Work to be completed: Count how many lines contain the word "bisa". Respond with the number alone.

Entries provided:

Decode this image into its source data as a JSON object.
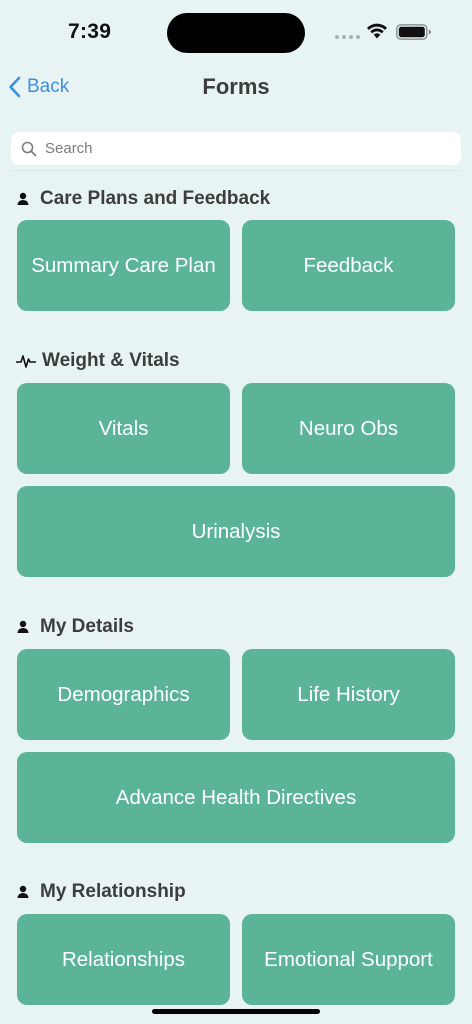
{
  "status_bar": {
    "time": "7:39"
  },
  "nav": {
    "back_label": "Back",
    "title": "Forms"
  },
  "search": {
    "placeholder": "Search",
    "value": ""
  },
  "sections": [
    {
      "title": "Care Plans and Feedback",
      "icon": "person-icon",
      "items": [
        "Summary Care Plan",
        "Feedback"
      ]
    },
    {
      "title": "Weight & Vitals",
      "icon": "heartbeat-icon",
      "items": [
        "Vitals",
        "Neuro Obs",
        "Urinalysis"
      ]
    },
    {
      "title": "My Details",
      "icon": "person-icon",
      "items": [
        "Demographics",
        "Life History",
        "Advance Health Directives"
      ]
    },
    {
      "title": "My Relationship",
      "icon": "person-icon",
      "items": [
        "Relationships",
        "Emotional Support"
      ]
    }
  ],
  "colors": {
    "background": "#e8f4f4",
    "tile": "#5bb498",
    "accent": "#3d8fe0"
  }
}
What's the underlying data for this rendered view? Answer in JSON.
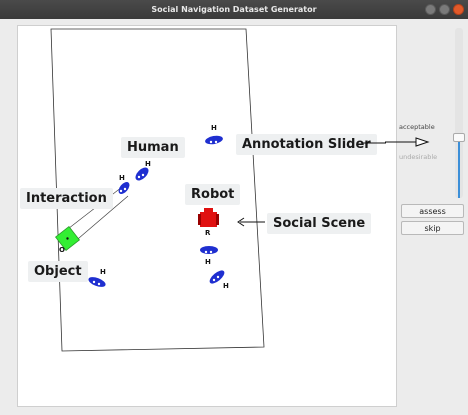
{
  "window": {
    "title": "Social Navigation Dataset Generator"
  },
  "scene": {
    "human_glyph": "H",
    "robot_glyph": "R",
    "object_glyph": "O"
  },
  "callouts": {
    "human": "Human",
    "interaction": "Interaction",
    "object": "Object",
    "robot": "Robot",
    "social_scene": "Social Scene",
    "annotation_slider": "Annotation Slider"
  },
  "slider": {
    "top_label": "acceptable",
    "bottom_label": "undesirable",
    "value_fraction": 0.34
  },
  "buttons": {
    "assess": "assess",
    "skip": "skip"
  },
  "colors": {
    "human": "#1f2fd0",
    "robot": "#e01010",
    "object": "#33ee33",
    "slider_fill": "#3c8fd8"
  },
  "icons": {
    "close": "close-icon",
    "minimize": "minimize-icon",
    "maximize": "maximize-icon"
  }
}
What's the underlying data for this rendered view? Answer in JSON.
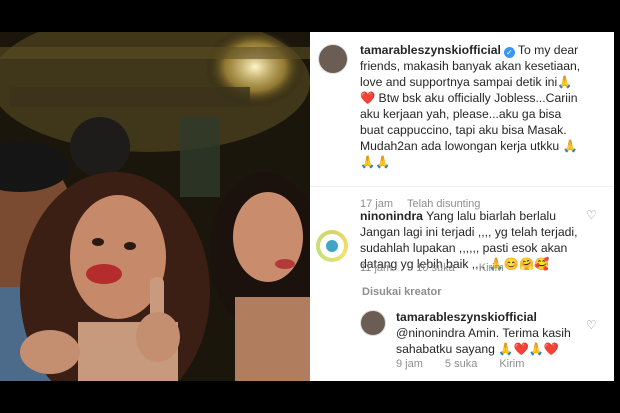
{
  "post": {
    "username": "tamarableszynskiofficial",
    "caption_lines": [
      "To my dear",
      "friends, makasih banyak akan kesetiaan,",
      "love and supportnya sampai detik ini🙏",
      "❤️ Btw bsk aku officially Jobless...Cariin",
      "aku kerjaan yah, please...aku ga bisa",
      "buat cappuccino, tapi aku bisa Masak.",
      "Mudah2an ada lowongan kerja utkku 🙏",
      "🙏🙏"
    ],
    "time": "17 jam",
    "edited": "Telah disunting"
  },
  "comment1": {
    "username": "ninonindra",
    "lines": [
      "Yang lalu biarlah berlalu",
      "Jangan lagi ini terjadi ,,,, yg telah terjadi,",
      "sudahlah lupakan ,,,,,, pasti esok akan",
      "datang yg  lebih baik ,,,, 🙏😊🤗🥰"
    ],
    "time": "11 jam",
    "likes": "10 suka",
    "reply": "Kirim"
  },
  "liked_by_creator": "Disukai kreator",
  "reply1": {
    "username": "tamarableszynskiofficial",
    "lines": [
      "@ninonindra Amin. Terima kasih",
      "sahabatku sayang 🙏❤️🙏❤️"
    ],
    "time": "9 jam",
    "likes": "5 suka",
    "reply": "Kirim"
  },
  "icons": {
    "verified": "verified-badge-icon",
    "heart": "heart-outline-icon"
  },
  "colors": {
    "verified": "#3897f0",
    "meta": "#8e8e8e",
    "text": "#262626"
  }
}
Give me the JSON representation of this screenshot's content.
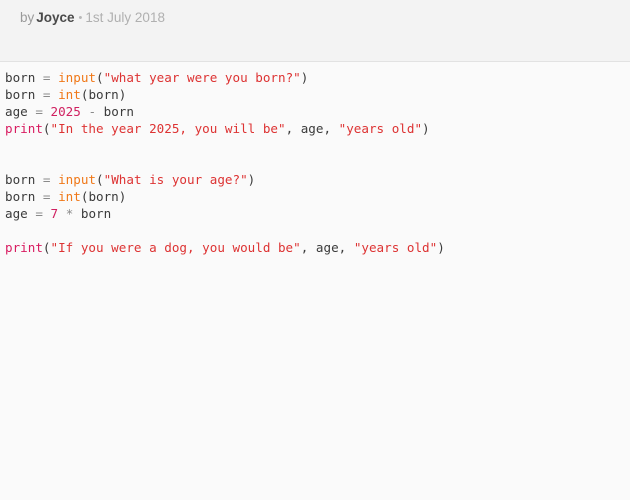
{
  "byline": {
    "by_label": "by",
    "author": "Joyce",
    "separator": "•",
    "date": "1st July 2018"
  },
  "colors": {
    "header_background": "#f3f3f3",
    "code_background": "#fafafa",
    "divider": "#e2e2e2",
    "text_plain": "#3b3b3b",
    "token_builtin": "#f07818",
    "token_string": "#dd3333",
    "token_number": "#d02060",
    "token_function": "#d81b60",
    "token_operator": "#8a8a8a",
    "author_text": "#4a4a4a",
    "muted_text": "#b0b0b0"
  },
  "code": {
    "language": "python",
    "lines": [
      [
        {
          "t": "born ",
          "c": "plain"
        },
        {
          "t": "= ",
          "c": "op"
        },
        {
          "t": "input",
          "c": "builtin"
        },
        {
          "t": "(",
          "c": "punct"
        },
        {
          "t": "\"what year were you born?\"",
          "c": "string"
        },
        {
          "t": ")",
          "c": "punct"
        }
      ],
      [
        {
          "t": "born ",
          "c": "plain"
        },
        {
          "t": "= ",
          "c": "op"
        },
        {
          "t": "int",
          "c": "builtin"
        },
        {
          "t": "(",
          "c": "punct"
        },
        {
          "t": "born",
          "c": "plain"
        },
        {
          "t": ")",
          "c": "punct"
        }
      ],
      [
        {
          "t": "age ",
          "c": "plain"
        },
        {
          "t": "= ",
          "c": "op"
        },
        {
          "t": "2025",
          "c": "number"
        },
        {
          "t": " - ",
          "c": "op"
        },
        {
          "t": "born",
          "c": "plain"
        }
      ],
      [
        {
          "t": "print",
          "c": "func"
        },
        {
          "t": "(",
          "c": "punct"
        },
        {
          "t": "\"In the year 2025, you will be\"",
          "c": "string"
        },
        {
          "t": ", age, ",
          "c": "plain"
        },
        {
          "t": "\"years old\"",
          "c": "string"
        },
        {
          "t": ")",
          "c": "punct"
        }
      ],
      [],
      [],
      [
        {
          "t": "born ",
          "c": "plain"
        },
        {
          "t": "= ",
          "c": "op"
        },
        {
          "t": "input",
          "c": "builtin"
        },
        {
          "t": "(",
          "c": "punct"
        },
        {
          "t": "\"What is your age?\"",
          "c": "string"
        },
        {
          "t": ")",
          "c": "punct"
        }
      ],
      [
        {
          "t": "born ",
          "c": "plain"
        },
        {
          "t": "= ",
          "c": "op"
        },
        {
          "t": "int",
          "c": "builtin"
        },
        {
          "t": "(",
          "c": "punct"
        },
        {
          "t": "born",
          "c": "plain"
        },
        {
          "t": ")",
          "c": "punct"
        }
      ],
      [
        {
          "t": "age ",
          "c": "plain"
        },
        {
          "t": "= ",
          "c": "op"
        },
        {
          "t": "7",
          "c": "number"
        },
        {
          "t": " ",
          "c": "plain"
        },
        {
          "t": "*",
          "c": "op"
        },
        {
          "t": " born",
          "c": "plain"
        }
      ],
      [],
      [
        {
          "t": "print",
          "c": "func"
        },
        {
          "t": "(",
          "c": "punct"
        },
        {
          "t": "\"If you were a dog, you would be\"",
          "c": "string"
        },
        {
          "t": ", age, ",
          "c": "plain"
        },
        {
          "t": "\"years old\"",
          "c": "string"
        },
        {
          "t": ")",
          "c": "punct"
        }
      ]
    ]
  }
}
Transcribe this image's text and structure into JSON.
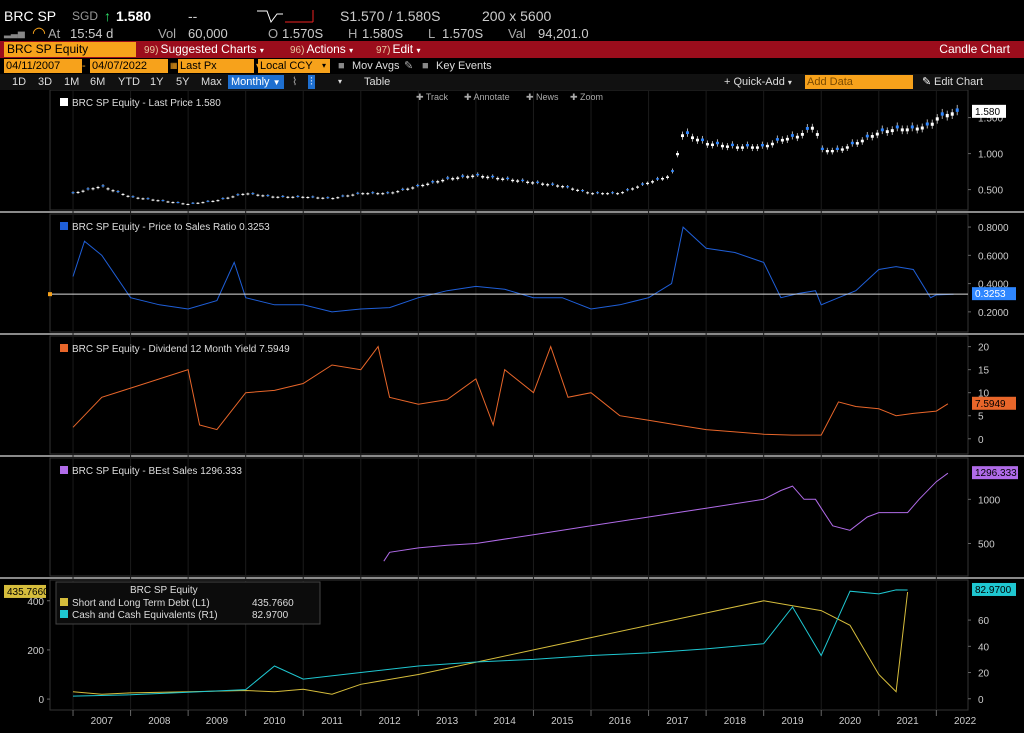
{
  "ticker": {
    "symbol": "BRC SP",
    "currency": "SGD",
    "arrow": "↑",
    "last": "1.580",
    "dashes": "--",
    "bid_ask": "S1.570 / 1.580S",
    "size": "200 x 5600",
    "at_label": "At",
    "time": "15:54 d",
    "vol_label": "Vol",
    "vol": "60,000",
    "o_label": "O",
    "open": "1.570S",
    "h_label": "H",
    "high": "1.580S",
    "l_label": "L",
    "low": "1.570S",
    "val_label": "Val",
    "val": "94,201.0"
  },
  "toolbar": {
    "security": "BRC SP Equity",
    "suggested_num": "99)",
    "suggested": "Suggested Charts",
    "actions_num": "96)",
    "actions": "Actions",
    "edit_num": "97)",
    "edit": "Edit",
    "chart_type": "Candle Chart"
  },
  "controls": {
    "start_date": "04/11/2007",
    "end_date": "04/07/2022",
    "price_field": "Last Px",
    "currency": "Local CCY",
    "mov_avgs": "Mov Avgs",
    "key_events": "Key Events"
  },
  "periods": {
    "items": [
      "1D",
      "3D",
      "1M",
      "6M",
      "YTD",
      "1Y",
      "5Y",
      "Max"
    ],
    "selected": "Monthly",
    "table": "Table",
    "quick_add": "Quick-Add",
    "add_data_placeholder": "Add Data",
    "edit_chart": "Edit Chart"
  },
  "chart_tools": {
    "track": "Track",
    "annotate": "Annotate",
    "news": "News",
    "zoom": "Zoom"
  },
  "colors": {
    "candle_up": "#ffffff",
    "candle_down": "#2e86ff",
    "ps": "#1f5fd8",
    "div": "#e8662a",
    "sales": "#b06be8",
    "debt": "#d6bd3c",
    "cash": "#1fc7d1",
    "red_bar": "#9b0d1c",
    "orange": "#f7a21b"
  },
  "chart_data": [
    {
      "type": "line",
      "title": "BRC SP Equity - Last Price 1.580",
      "series": [
        {
          "name": "Last Price",
          "x": [
            2007.0,
            2007.5,
            2008.0,
            2008.5,
            2009.0,
            2009.5,
            2010.0,
            2010.5,
            2011.0,
            2011.5,
            2012.0,
            2012.5,
            2013.0,
            2013.5,
            2014.0,
            2014.5,
            2015.0,
            2015.5,
            2016.0,
            2016.5,
            2017.0,
            2017.4,
            2017.6,
            2018.0,
            2018.5,
            2019.0,
            2019.3,
            2019.6,
            2019.9,
            2020.0,
            2020.3,
            2020.6,
            2021.0,
            2021.3,
            2021.6,
            2021.9,
            2022.0,
            2022.3
          ],
          "values": [
            0.45,
            0.55,
            0.4,
            0.35,
            0.3,
            0.35,
            0.45,
            0.4,
            0.4,
            0.38,
            0.45,
            0.45,
            0.55,
            0.65,
            0.7,
            0.65,
            0.6,
            0.55,
            0.45,
            0.45,
            0.6,
            0.7,
            1.3,
            1.15,
            1.1,
            1.1,
            1.2,
            1.25,
            1.4,
            1.05,
            1.05,
            1.15,
            1.3,
            1.35,
            1.35,
            1.4,
            1.5,
            1.58
          ]
        }
      ],
      "ylim": [
        0.3,
        1.8
      ],
      "yticks": [
        "0.500",
        "1.000",
        "1.500"
      ],
      "last_label": "1.580"
    },
    {
      "type": "line",
      "title": "BRC SP Equity - Price to Sales Ratio 0.3253",
      "series": [
        {
          "name": "Price to Sales Ratio",
          "x": [
            2007.0,
            2007.2,
            2007.5,
            2008.0,
            2008.5,
            2009.0,
            2009.5,
            2009.8,
            2010.0,
            2010.5,
            2011.0,
            2011.5,
            2012.0,
            2012.5,
            2013.0,
            2013.5,
            2014.0,
            2014.5,
            2015.0,
            2015.5,
            2016.0,
            2016.5,
            2017.0,
            2017.4,
            2017.6,
            2018.0,
            2018.5,
            2019.0,
            2019.3,
            2019.6,
            2019.9,
            2020.0,
            2020.3,
            2020.6,
            2021.0,
            2021.3,
            2021.6,
            2021.9,
            2022.0,
            2022.3
          ],
          "values": [
            0.45,
            0.7,
            0.6,
            0.3,
            0.25,
            0.22,
            0.28,
            0.55,
            0.3,
            0.25,
            0.25,
            0.2,
            0.22,
            0.23,
            0.3,
            0.35,
            0.38,
            0.36,
            0.3,
            0.3,
            0.22,
            0.25,
            0.3,
            0.4,
            0.8,
            0.65,
            0.62,
            0.55,
            0.3,
            0.33,
            0.35,
            0.25,
            0.3,
            0.35,
            0.5,
            0.52,
            0.5,
            0.3,
            0.32,
            0.3253
          ]
        }
      ],
      "ylim": [
        0.1,
        0.85
      ],
      "yticks": [
        "0.2000",
        "0.4000",
        "0.6000",
        "0.8000"
      ],
      "last_label": "0.3253"
    },
    {
      "type": "line",
      "title": "BRC SP Equity - Dividend 12 Month Yield 7.5949",
      "series": [
        {
          "name": "Dividend 12 Month Yield",
          "x": [
            2007.0,
            2007.5,
            2008.0,
            2008.5,
            2009.0,
            2009.2,
            2009.5,
            2010.0,
            2010.5,
            2011.0,
            2011.5,
            2012.0,
            2012.3,
            2012.5,
            2013.0,
            2013.5,
            2014.0,
            2014.3,
            2014.5,
            2015.0,
            2015.3,
            2015.6,
            2016.0,
            2016.5,
            2017.0,
            2017.5,
            2018.0,
            2018.5,
            2019.0,
            2019.5,
            2020.0,
            2020.3,
            2020.6,
            2021.0,
            2021.3,
            2021.6,
            2022.0,
            2022.2
          ],
          "values": [
            2.5,
            9.0,
            11.0,
            13.0,
            15.0,
            3.0,
            2.0,
            10.0,
            10.5,
            12.0,
            16.0,
            15.0,
            20.0,
            9.0,
            7.5,
            8.5,
            13.0,
            3.0,
            15.0,
            10.0,
            20.0,
            9.0,
            10.0,
            5.0,
            4.0,
            3.0,
            2.0,
            1.5,
            1.0,
            0.8,
            0.8,
            8.0,
            7.0,
            6.5,
            5.0,
            5.5,
            6.0,
            7.5949
          ]
        }
      ],
      "ylim": [
        -2,
        21
      ],
      "yticks": [
        "0",
        "5",
        "10",
        "15",
        "20"
      ],
      "last_label": "7.5949"
    },
    {
      "type": "line",
      "title": "BRC SP Equity - BEst Sales 1296.333",
      "series": [
        {
          "name": "BEst Sales",
          "x": [
            2012.4,
            2012.5,
            2013.0,
            2013.5,
            2014.0,
            2015.0,
            2016.0,
            2017.0,
            2018.0,
            2019.0,
            2019.3,
            2019.5,
            2019.7,
            2019.9,
            2020.0,
            2020.2,
            2020.5,
            2020.8,
            2021.0,
            2021.5,
            2021.7,
            2022.0,
            2022.2
          ],
          "values": [
            300,
            400,
            450,
            480,
            500,
            600,
            700,
            800,
            900,
            1000,
            1100,
            1150,
            1000,
            1000,
            900,
            700,
            650,
            800,
            850,
            850,
            1000,
            1200,
            1296.333
          ]
        }
      ],
      "ylim": [
        200,
        1400
      ],
      "yticks": [
        "500",
        "1000"
      ],
      "last_label": "1296.333"
    },
    {
      "type": "line",
      "title": "BRC SP Equity",
      "series": [
        {
          "name": "Short and Long Term Debt (L1)",
          "value_label": "435.7660",
          "x": [
            2007.0,
            2007.5,
            2008.0,
            2009.0,
            2010.0,
            2010.5,
            2011.0,
            2011.5,
            2012.0,
            2013.0,
            2014.0,
            2015.0,
            2016.0,
            2017.0,
            2018.0,
            2019.0,
            2019.5,
            2020.0,
            2020.5,
            2021.0,
            2021.3,
            2021.5
          ],
          "values": [
            30,
            20,
            25,
            30,
            35,
            30,
            40,
            20,
            60,
            100,
            150,
            200,
            250,
            300,
            350,
            400,
            380,
            360,
            300,
            100,
            30,
            435.766
          ]
        },
        {
          "name": "Cash and Cash Equivalents (R1)",
          "value_label": "82.9700",
          "x": [
            2007.0,
            2008.0,
            2009.0,
            2010.0,
            2010.5,
            2011.0,
            2012.0,
            2013.0,
            2014.0,
            2015.0,
            2016.0,
            2017.0,
            2018.0,
            2019.0,
            2019.5,
            2020.0,
            2020.5,
            2021.0,
            2021.3,
            2021.5
          ],
          "values": [
            2,
            3,
            5,
            7,
            25,
            15,
            20,
            25,
            28,
            30,
            33,
            35,
            38,
            42,
            70,
            33,
            82,
            80,
            83,
            82.97
          ]
        }
      ],
      "ylim_left": [
        -20,
        460
      ],
      "ylim_right": [
        -4,
        86
      ],
      "yticks_left": [
        "0",
        "200",
        "400"
      ],
      "yticks_right": [
        "0",
        "20",
        "40",
        "60"
      ],
      "last_label_left": "435.7660",
      "last_label_right": "82.9700"
    }
  ],
  "xaxis": {
    "years": [
      "2007",
      "2008",
      "2009",
      "2010",
      "2011",
      "2012",
      "2013",
      "2014",
      "2015",
      "2016",
      "2017",
      "2018",
      "2019",
      "2020",
      "2021",
      "2022"
    ]
  }
}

Answer in full: 2